● **OBJECTIVE**
Will you write out all the entries below exactly?

● **DATA FOR PROCESSING**
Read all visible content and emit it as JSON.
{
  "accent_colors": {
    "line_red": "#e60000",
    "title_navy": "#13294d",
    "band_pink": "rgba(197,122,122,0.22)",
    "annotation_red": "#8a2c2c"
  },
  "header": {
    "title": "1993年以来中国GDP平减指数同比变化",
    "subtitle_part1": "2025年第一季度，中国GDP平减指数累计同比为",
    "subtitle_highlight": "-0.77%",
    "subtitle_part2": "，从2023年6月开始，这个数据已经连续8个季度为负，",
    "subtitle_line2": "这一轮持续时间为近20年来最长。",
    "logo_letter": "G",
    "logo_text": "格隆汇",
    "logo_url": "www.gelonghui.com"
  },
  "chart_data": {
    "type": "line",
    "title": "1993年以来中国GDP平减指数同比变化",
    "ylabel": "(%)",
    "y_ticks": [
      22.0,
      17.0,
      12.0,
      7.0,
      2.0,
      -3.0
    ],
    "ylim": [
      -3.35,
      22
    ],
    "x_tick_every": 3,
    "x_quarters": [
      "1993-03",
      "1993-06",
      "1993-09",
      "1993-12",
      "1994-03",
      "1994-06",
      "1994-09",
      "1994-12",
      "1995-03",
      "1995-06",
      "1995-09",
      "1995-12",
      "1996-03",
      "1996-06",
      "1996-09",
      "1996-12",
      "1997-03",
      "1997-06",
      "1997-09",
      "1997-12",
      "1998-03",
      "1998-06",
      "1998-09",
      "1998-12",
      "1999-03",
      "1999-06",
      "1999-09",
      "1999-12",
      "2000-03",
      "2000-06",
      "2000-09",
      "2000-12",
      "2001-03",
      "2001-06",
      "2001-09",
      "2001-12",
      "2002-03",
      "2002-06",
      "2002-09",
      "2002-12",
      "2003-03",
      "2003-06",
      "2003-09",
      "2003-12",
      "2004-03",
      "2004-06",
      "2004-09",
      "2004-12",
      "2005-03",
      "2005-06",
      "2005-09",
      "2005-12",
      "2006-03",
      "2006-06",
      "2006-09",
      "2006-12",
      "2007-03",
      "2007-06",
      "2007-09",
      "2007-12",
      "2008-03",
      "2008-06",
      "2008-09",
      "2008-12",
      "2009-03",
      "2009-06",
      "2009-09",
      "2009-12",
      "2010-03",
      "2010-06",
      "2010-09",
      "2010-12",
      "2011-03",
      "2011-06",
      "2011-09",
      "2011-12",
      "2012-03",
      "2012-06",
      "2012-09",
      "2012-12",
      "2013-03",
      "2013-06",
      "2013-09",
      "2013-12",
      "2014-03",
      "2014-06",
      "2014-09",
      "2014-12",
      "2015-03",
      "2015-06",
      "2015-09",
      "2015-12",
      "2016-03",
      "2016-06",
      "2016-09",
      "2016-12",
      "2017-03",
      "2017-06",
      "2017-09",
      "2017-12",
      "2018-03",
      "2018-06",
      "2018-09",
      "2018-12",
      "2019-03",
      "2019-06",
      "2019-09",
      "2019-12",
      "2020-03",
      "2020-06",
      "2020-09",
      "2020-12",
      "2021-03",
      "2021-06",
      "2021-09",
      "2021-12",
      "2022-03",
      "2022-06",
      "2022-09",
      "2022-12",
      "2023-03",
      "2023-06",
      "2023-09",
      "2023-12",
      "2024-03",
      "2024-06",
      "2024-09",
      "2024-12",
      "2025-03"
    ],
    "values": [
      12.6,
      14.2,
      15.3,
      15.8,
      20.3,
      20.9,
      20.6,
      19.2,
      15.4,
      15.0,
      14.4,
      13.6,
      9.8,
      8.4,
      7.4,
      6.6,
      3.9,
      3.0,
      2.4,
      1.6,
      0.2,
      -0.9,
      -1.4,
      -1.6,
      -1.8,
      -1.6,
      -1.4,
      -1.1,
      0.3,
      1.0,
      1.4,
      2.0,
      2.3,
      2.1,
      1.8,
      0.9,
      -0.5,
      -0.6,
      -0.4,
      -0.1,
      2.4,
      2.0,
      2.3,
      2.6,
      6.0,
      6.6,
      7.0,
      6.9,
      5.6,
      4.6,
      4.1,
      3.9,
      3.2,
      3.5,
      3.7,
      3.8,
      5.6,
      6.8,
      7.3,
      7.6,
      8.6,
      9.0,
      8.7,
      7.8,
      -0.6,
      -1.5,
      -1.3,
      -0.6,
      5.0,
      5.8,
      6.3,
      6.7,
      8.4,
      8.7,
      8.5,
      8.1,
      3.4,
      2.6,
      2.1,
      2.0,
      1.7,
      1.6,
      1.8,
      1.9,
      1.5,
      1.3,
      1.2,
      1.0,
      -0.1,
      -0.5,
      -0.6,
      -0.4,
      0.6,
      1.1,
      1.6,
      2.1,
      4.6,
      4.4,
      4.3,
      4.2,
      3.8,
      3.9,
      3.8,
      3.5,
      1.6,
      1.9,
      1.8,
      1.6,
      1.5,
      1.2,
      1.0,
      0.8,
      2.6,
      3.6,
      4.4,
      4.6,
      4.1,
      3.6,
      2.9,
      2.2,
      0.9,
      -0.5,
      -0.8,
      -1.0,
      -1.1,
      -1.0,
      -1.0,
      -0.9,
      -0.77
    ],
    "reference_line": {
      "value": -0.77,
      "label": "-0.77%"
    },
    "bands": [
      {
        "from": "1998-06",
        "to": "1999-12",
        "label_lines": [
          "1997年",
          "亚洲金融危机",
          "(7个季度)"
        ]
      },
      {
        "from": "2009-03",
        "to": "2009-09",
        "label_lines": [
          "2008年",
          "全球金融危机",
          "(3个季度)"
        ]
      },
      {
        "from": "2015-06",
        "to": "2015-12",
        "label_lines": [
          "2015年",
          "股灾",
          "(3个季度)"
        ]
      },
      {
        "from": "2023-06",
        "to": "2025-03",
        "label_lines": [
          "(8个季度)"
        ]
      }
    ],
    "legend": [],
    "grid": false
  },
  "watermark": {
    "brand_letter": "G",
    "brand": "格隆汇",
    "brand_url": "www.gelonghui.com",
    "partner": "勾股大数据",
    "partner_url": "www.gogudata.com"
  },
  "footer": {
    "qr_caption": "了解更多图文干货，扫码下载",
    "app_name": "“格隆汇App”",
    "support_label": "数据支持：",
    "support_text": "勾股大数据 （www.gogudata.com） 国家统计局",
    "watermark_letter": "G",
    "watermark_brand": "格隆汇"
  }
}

● **SOLUTION**
Read all visible content and emit it as JSON.
{
  "accent_colors": {
    "line_red": "#e60000",
    "title_navy": "#13294d",
    "band_pink": "rgba(197,122,122,0.22)",
    "annotation_red": "#8a2c2c"
  },
  "header": {
    "title": "1993年以来中国GDP平减指数同比变化",
    "subtitle_part1": "2025年第一季度，中国GDP平减指数累计同比为",
    "subtitle_highlight": "-0.77%",
    "subtitle_part2": "，从2023年6月开始，这个数据已经连续8个季度为负，",
    "subtitle_line2": "这一轮持续时间为近20年来最长。",
    "logo_letter": "G",
    "logo_text": "格隆汇",
    "logo_url": "www.gelonghui.com"
  },
  "chart_data": {
    "type": "line",
    "title": "1993年以来中国GDP平减指数同比变化",
    "ylabel": "(%)",
    "y_ticks": [
      22.0,
      17.0,
      12.0,
      7.0,
      2.0,
      -3.0
    ],
    "ylim": [
      -3.35,
      22
    ],
    "x_tick_every": 3,
    "x_quarters": [
      "1993-03",
      "1993-06",
      "1993-09",
      "1993-12",
      "1994-03",
      "1994-06",
      "1994-09",
      "1994-12",
      "1995-03",
      "1995-06",
      "1995-09",
      "1995-12",
      "1996-03",
      "1996-06",
      "1996-09",
      "1996-12",
      "1997-03",
      "1997-06",
      "1997-09",
      "1997-12",
      "1998-03",
      "1998-06",
      "1998-09",
      "1998-12",
      "1999-03",
      "1999-06",
      "1999-09",
      "1999-12",
      "2000-03",
      "2000-06",
      "2000-09",
      "2000-12",
      "2001-03",
      "2001-06",
      "2001-09",
      "2001-12",
      "2002-03",
      "2002-06",
      "2002-09",
      "2002-12",
      "2003-03",
      "2003-06",
      "2003-09",
      "2003-12",
      "2004-03",
      "2004-06",
      "2004-09",
      "2004-12",
      "2005-03",
      "2005-06",
      "2005-09",
      "2005-12",
      "2006-03",
      "2006-06",
      "2006-09",
      "2006-12",
      "2007-03",
      "2007-06",
      "2007-09",
      "2007-12",
      "2008-03",
      "2008-06",
      "2008-09",
      "2008-12",
      "2009-03",
      "2009-06",
      "2009-09",
      "2009-12",
      "2010-03",
      "2010-06",
      "2010-09",
      "2010-12",
      "2011-03",
      "2011-06",
      "2011-09",
      "2011-12",
      "2012-03",
      "2012-06",
      "2012-09",
      "2012-12",
      "2013-03",
      "2013-06",
      "2013-09",
      "2013-12",
      "2014-03",
      "2014-06",
      "2014-09",
      "2014-12",
      "2015-03",
      "2015-06",
      "2015-09",
      "2015-12",
      "2016-03",
      "2016-06",
      "2016-09",
      "2016-12",
      "2017-03",
      "2017-06",
      "2017-09",
      "2017-12",
      "2018-03",
      "2018-06",
      "2018-09",
      "2018-12",
      "2019-03",
      "2019-06",
      "2019-09",
      "2019-12",
      "2020-03",
      "2020-06",
      "2020-09",
      "2020-12",
      "2021-03",
      "2021-06",
      "2021-09",
      "2021-12",
      "2022-03",
      "2022-06",
      "2022-09",
      "2022-12",
      "2023-03",
      "2023-06",
      "2023-09",
      "2023-12",
      "2024-03",
      "2024-06",
      "2024-09",
      "2024-12",
      "2025-03"
    ],
    "values": [
      12.6,
      14.2,
      15.3,
      15.8,
      20.3,
      20.9,
      20.6,
      19.2,
      15.4,
      15.0,
      14.4,
      13.6,
      9.8,
      8.4,
      7.4,
      6.6,
      3.9,
      3.0,
      2.4,
      1.6,
      0.2,
      -0.9,
      -1.4,
      -1.6,
      -1.8,
      -1.6,
      -1.4,
      -1.1,
      0.3,
      1.0,
      1.4,
      2.0,
      2.3,
      2.1,
      1.8,
      0.9,
      -0.5,
      -0.6,
      -0.4,
      -0.1,
      2.4,
      2.0,
      2.3,
      2.6,
      6.0,
      6.6,
      7.0,
      6.9,
      5.6,
      4.6,
      4.1,
      3.9,
      3.2,
      3.5,
      3.7,
      3.8,
      5.6,
      6.8,
      7.3,
      7.6,
      8.6,
      9.0,
      8.7,
      7.8,
      -0.6,
      -1.5,
      -1.3,
      -0.6,
      5.0,
      5.8,
      6.3,
      6.7,
      8.4,
      8.7,
      8.5,
      8.1,
      3.4,
      2.6,
      2.1,
      2.0,
      1.7,
      1.6,
      1.8,
      1.9,
      1.5,
      1.3,
      1.2,
      1.0,
      -0.1,
      -0.5,
      -0.6,
      -0.4,
      0.6,
      1.1,
      1.6,
      2.1,
      4.6,
      4.4,
      4.3,
      4.2,
      3.8,
      3.9,
      3.8,
      3.5,
      1.6,
      1.9,
      1.8,
      1.6,
      1.5,
      1.2,
      1.0,
      0.8,
      2.6,
      3.6,
      4.4,
      4.6,
      4.1,
      3.6,
      2.9,
      2.2,
      0.9,
      -0.5,
      -0.8,
      -1.0,
      -1.1,
      -1.0,
      -1.0,
      -0.9,
      -0.77
    ],
    "reference_line": {
      "value": -0.77,
      "label": "-0.77%"
    },
    "bands": [
      {
        "from": "1998-06",
        "to": "1999-12",
        "label_lines": [
          "1997年",
          "亚洲金融危机",
          "(7个季度)"
        ]
      },
      {
        "from": "2009-03",
        "to": "2009-09",
        "label_lines": [
          "2008年",
          "全球金融危机",
          "(3个季度)"
        ]
      },
      {
        "from": "2015-06",
        "to": "2015-12",
        "label_lines": [
          "2015年",
          "股灾",
          "(3个季度)"
        ]
      },
      {
        "from": "2023-06",
        "to": "2025-03",
        "label_lines": [
          "(8个季度)"
        ]
      }
    ],
    "legend": [],
    "grid": false
  },
  "watermark": {
    "brand_letter": "G",
    "brand": "格隆汇",
    "brand_url": "www.gelonghui.com",
    "partner": "勾股大数据",
    "partner_url": "www.gogudata.com"
  },
  "footer": {
    "qr_caption": "了解更多图文干货，扫码下载",
    "app_name": "“格隆汇App”",
    "support_label": "数据支持：",
    "support_text": "勾股大数据 （www.gogudata.com） 国家统计局",
    "watermark_letter": "G",
    "watermark_brand": "格隆汇"
  }
}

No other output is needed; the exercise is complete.